*WHAT YOU ARE ASKED TO DO:*
Figure out the number of lines in the data that hold the string "icon". Reply with that figure only.

┌─ INFORMATION SHOWN

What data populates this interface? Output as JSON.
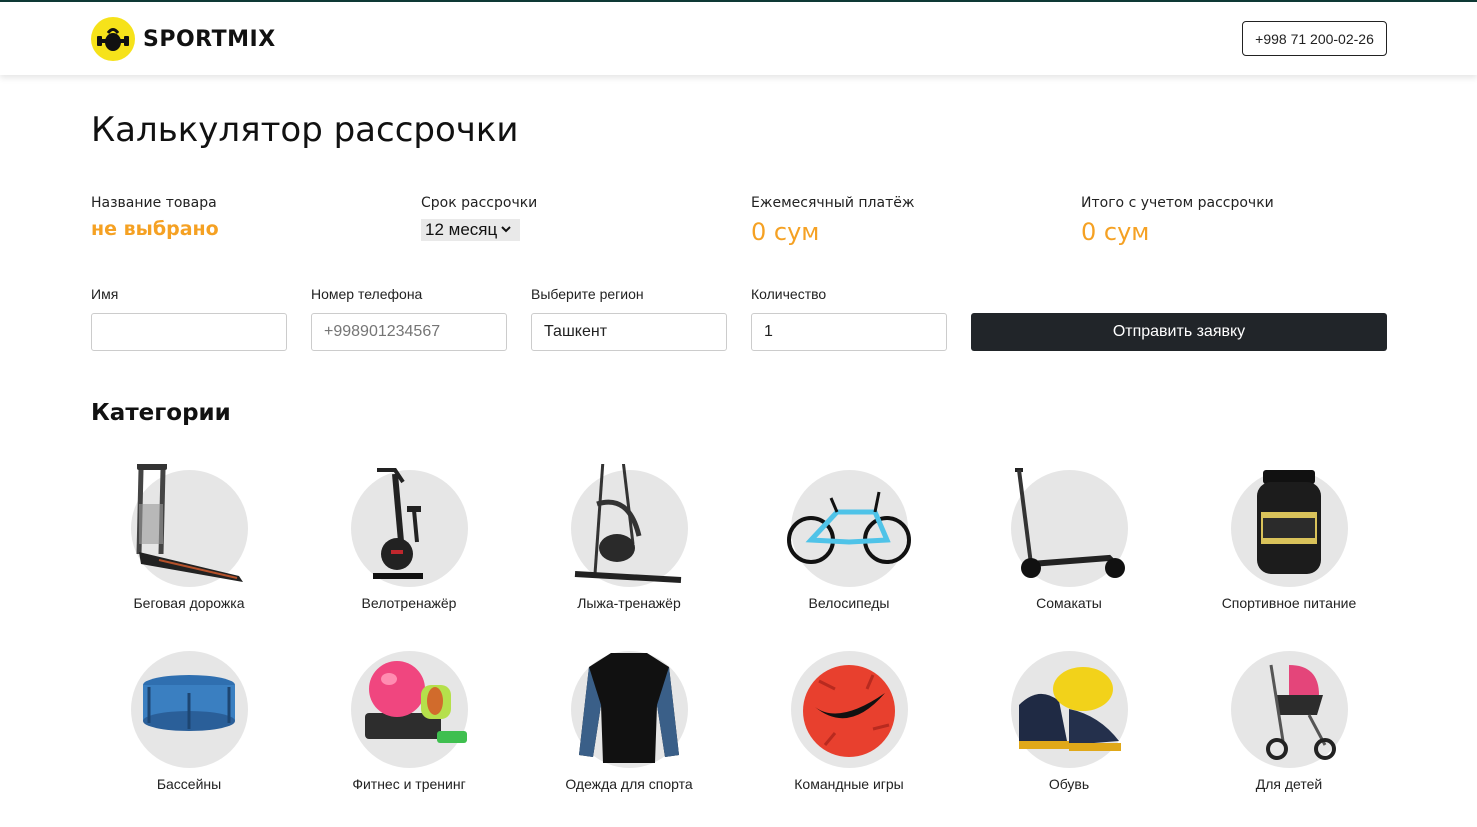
{
  "header": {
    "logo_text": "SPORTMIX",
    "phone": "+998 71 200-02-26"
  },
  "page": {
    "title": "Калькулятор рассрочки"
  },
  "summary": {
    "product_label": "Название товара",
    "product_value": "не выбрано",
    "term_label": "Срок рассрочки",
    "term_value": "12 месяц",
    "monthly_label": "Ежемесячный платёж",
    "monthly_value": "0 сум",
    "total_label": "Итого с учетом рассрочки",
    "total_value": "0 сум"
  },
  "form": {
    "name_label": "Имя",
    "name_value": "",
    "phone_label": "Номер телефона",
    "phone_placeholder": "+998901234567",
    "region_label": "Выберите регион",
    "region_value": "Ташкент",
    "qty_label": "Количество",
    "qty_value": "1",
    "submit_label": "Отправить заявку"
  },
  "categories": {
    "heading": "Категории",
    "items": [
      {
        "label": "Беговая дорожка",
        "icon": "treadmill-icon"
      },
      {
        "label": "Велотренажёр",
        "icon": "exercise-bike-icon"
      },
      {
        "label": "Лыжа-тренажёр",
        "icon": "elliptical-trainer-icon"
      },
      {
        "label": "Велосипеды",
        "icon": "bicycle-icon"
      },
      {
        "label": "Сомакаты",
        "icon": "scooter-icon"
      },
      {
        "label": "Спортивное питание",
        "icon": "protein-jar-icon"
      },
      {
        "label": "Бассейны",
        "icon": "pool-icon"
      },
      {
        "label": "Фитнес и тренинг",
        "icon": "fitness-ball-icon"
      },
      {
        "label": "Одежда для спорта",
        "icon": "sport-shirt-icon"
      },
      {
        "label": "Командные игры",
        "icon": "football-icon"
      },
      {
        "label": "Обувь",
        "icon": "sneakers-icon"
      },
      {
        "label": "Для детей",
        "icon": "stroller-icon"
      }
    ]
  },
  "colors": {
    "accent": "#f5a123",
    "logo_yellow": "#f6e21a",
    "button_dark": "#212529",
    "disc_gray": "#e6e6e6"
  }
}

└─

*OUTPUT FOR THIS TASK:*
12